> _What the exercise asks_
Reply with nothing except the number of lines that contain the word "ecclesiastico".

> _Records shown_
· · · · ·

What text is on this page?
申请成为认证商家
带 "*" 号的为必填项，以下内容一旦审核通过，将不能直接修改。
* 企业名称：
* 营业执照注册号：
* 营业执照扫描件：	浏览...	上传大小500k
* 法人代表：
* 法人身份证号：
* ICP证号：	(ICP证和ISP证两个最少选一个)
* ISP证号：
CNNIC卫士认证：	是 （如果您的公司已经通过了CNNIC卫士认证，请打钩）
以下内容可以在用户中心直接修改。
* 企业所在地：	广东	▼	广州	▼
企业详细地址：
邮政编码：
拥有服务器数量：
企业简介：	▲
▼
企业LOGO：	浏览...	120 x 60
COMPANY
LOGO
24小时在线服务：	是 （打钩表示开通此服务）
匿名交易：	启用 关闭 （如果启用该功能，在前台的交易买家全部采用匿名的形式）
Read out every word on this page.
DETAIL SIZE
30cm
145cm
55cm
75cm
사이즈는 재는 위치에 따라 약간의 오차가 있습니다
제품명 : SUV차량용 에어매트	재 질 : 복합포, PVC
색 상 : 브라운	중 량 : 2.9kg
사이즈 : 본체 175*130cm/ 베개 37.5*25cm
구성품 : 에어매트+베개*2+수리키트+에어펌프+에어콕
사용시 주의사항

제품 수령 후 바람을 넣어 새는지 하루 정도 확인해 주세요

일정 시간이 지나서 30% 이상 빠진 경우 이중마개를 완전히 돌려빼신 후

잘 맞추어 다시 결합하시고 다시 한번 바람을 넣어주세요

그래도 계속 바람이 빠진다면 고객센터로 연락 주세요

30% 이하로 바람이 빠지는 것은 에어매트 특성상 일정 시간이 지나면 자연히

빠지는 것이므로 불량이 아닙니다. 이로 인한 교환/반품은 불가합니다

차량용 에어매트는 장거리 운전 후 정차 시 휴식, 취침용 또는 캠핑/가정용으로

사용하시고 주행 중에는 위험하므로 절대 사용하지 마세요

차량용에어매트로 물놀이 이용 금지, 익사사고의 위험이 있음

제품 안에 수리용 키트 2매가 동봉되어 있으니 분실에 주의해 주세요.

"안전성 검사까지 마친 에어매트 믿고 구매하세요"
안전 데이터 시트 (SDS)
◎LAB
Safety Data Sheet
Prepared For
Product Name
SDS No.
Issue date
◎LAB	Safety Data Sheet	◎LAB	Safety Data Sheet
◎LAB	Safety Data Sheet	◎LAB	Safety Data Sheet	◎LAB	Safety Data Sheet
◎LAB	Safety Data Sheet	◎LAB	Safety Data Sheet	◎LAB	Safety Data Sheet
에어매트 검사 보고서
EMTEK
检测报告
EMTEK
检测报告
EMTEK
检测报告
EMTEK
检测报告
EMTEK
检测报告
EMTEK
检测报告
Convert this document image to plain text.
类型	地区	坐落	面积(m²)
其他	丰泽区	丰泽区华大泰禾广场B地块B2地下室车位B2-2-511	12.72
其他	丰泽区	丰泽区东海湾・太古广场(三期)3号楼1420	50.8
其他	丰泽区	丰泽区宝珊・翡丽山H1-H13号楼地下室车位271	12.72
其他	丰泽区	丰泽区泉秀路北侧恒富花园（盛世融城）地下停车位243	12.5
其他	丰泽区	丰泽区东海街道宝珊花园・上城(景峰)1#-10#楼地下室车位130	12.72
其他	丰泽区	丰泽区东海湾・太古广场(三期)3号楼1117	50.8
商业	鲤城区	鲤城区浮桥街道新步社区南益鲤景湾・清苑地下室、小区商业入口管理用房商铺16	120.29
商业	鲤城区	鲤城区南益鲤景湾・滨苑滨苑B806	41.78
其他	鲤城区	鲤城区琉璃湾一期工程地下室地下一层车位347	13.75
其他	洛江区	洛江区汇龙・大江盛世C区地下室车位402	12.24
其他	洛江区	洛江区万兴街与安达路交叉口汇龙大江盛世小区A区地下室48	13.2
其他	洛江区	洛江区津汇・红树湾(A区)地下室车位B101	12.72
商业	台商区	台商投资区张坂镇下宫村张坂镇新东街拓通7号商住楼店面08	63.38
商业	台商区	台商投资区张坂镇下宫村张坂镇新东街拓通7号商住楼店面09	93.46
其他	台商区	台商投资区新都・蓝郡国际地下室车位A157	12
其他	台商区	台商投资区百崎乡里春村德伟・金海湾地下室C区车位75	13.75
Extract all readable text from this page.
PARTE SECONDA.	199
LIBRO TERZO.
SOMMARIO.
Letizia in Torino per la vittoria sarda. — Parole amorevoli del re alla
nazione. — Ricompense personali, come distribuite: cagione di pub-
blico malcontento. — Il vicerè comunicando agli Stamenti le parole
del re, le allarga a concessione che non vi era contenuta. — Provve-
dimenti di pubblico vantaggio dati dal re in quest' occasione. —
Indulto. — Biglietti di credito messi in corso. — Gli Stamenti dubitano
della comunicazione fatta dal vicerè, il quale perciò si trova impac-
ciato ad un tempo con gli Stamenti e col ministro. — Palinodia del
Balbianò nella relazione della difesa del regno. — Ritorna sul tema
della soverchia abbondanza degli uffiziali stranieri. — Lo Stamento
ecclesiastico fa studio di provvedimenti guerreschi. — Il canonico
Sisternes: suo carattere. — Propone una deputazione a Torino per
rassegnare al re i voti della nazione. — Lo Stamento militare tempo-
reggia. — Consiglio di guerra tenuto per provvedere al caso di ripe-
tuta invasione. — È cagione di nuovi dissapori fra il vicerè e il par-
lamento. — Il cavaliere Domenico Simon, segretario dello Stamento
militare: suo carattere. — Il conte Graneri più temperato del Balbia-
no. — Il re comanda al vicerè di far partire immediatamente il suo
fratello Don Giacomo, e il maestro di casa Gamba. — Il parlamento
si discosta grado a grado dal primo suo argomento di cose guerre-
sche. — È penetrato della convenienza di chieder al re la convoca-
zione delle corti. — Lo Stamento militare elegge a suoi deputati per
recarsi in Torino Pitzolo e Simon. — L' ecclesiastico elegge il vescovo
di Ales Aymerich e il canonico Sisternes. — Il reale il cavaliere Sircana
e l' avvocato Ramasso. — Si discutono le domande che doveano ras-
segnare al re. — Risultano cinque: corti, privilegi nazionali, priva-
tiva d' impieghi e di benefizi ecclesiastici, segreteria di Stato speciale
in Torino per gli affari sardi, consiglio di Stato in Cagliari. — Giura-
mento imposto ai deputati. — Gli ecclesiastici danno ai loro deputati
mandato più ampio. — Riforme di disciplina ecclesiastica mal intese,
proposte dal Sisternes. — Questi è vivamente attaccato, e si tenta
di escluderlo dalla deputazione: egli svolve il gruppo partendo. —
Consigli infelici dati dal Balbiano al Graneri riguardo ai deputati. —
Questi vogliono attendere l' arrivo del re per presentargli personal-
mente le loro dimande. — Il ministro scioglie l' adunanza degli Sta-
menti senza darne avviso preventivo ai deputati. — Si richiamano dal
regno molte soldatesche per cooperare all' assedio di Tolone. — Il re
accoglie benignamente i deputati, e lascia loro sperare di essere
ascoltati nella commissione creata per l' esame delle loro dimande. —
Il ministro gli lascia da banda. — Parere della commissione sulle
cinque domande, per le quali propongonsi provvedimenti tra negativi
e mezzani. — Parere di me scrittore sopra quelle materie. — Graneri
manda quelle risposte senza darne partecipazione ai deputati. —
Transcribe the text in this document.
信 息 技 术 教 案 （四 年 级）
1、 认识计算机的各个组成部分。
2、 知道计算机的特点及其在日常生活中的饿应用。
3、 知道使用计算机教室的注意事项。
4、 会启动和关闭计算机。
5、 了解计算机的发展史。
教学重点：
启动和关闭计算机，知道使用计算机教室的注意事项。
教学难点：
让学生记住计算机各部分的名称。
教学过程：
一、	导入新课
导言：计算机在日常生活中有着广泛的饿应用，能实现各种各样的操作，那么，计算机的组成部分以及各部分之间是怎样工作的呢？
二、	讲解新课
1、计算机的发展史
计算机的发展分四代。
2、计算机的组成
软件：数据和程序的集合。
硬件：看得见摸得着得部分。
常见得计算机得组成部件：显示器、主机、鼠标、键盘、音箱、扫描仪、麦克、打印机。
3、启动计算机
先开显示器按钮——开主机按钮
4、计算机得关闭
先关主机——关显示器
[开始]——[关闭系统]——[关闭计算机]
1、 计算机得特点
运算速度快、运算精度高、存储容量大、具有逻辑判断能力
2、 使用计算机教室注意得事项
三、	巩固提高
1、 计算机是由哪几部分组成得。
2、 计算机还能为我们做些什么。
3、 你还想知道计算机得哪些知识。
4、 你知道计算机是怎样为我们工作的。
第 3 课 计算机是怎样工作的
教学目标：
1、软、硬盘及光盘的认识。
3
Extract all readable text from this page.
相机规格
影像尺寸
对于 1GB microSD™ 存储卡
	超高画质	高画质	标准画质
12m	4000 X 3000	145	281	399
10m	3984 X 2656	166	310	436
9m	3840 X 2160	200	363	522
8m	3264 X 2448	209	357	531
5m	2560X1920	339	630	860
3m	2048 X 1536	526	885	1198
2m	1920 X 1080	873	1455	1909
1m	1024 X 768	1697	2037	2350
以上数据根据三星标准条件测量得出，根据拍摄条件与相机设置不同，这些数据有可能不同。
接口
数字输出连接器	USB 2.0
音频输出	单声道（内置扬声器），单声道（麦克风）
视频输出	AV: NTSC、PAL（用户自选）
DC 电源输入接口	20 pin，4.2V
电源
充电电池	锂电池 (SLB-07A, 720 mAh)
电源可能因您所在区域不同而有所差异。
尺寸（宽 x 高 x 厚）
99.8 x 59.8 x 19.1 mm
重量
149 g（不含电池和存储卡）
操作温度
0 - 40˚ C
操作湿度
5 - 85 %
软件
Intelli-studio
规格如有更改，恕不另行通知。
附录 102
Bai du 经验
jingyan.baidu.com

· · · · ·

> _Exercise answer_
2